### REQUIRED TASK
Report back each line of the records that contains the string "name".
<<<<
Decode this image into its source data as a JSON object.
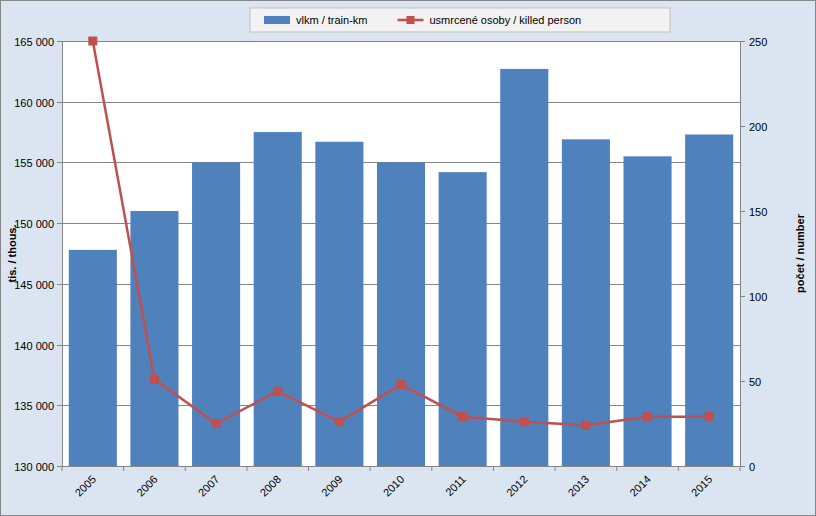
{
  "chart_data": {
    "type": "bar",
    "y_label": "tis. / thous.",
    "y2_label": "počet / number",
    "categories": [
      "2005",
      "2006",
      "2007",
      "2008",
      "2009",
      "2010",
      "2011",
      "2012",
      "2013",
      "2014",
      "2015"
    ],
    "series": [
      {
        "name": "vlkm / train-km",
        "type": "bar",
        "color": "#4f81bd",
        "values": [
          147800,
          151000,
          155000,
          157500,
          156700,
          155000,
          154200,
          162700,
          156900,
          155500,
          157300
        ]
      },
      {
        "name": "usmrcené osoby / killed person",
        "type": "line",
        "axis": "y2",
        "color": "#c0504d",
        "marker": "square",
        "values": [
          250,
          51,
          25,
          44,
          26,
          48,
          29,
          26,
          24,
          29,
          29
        ]
      }
    ],
    "ylim": [
      130000,
      165000
    ],
    "yticks": [
      {
        "value": 130000,
        "label": "130 000"
      },
      {
        "value": 135000,
        "label": "135 000"
      },
      {
        "value": 140000,
        "label": "140 000"
      },
      {
        "value": 145000,
        "label": "145 000"
      },
      {
        "value": 150000,
        "label": "150 000"
      },
      {
        "value": 155000,
        "label": "155 000"
      },
      {
        "value": 160000,
        "label": "160 000"
      },
      {
        "value": 165000,
        "label": "165 000"
      }
    ],
    "y2lim": [
      0,
      250
    ],
    "y2ticks": [
      0,
      50,
      100,
      150,
      200,
      250
    ],
    "grid": true,
    "legend": "top"
  }
}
>>>>
### RESULT
        "name": "vlkm / train-km",
        "name": "usmrcené osoby / killed person",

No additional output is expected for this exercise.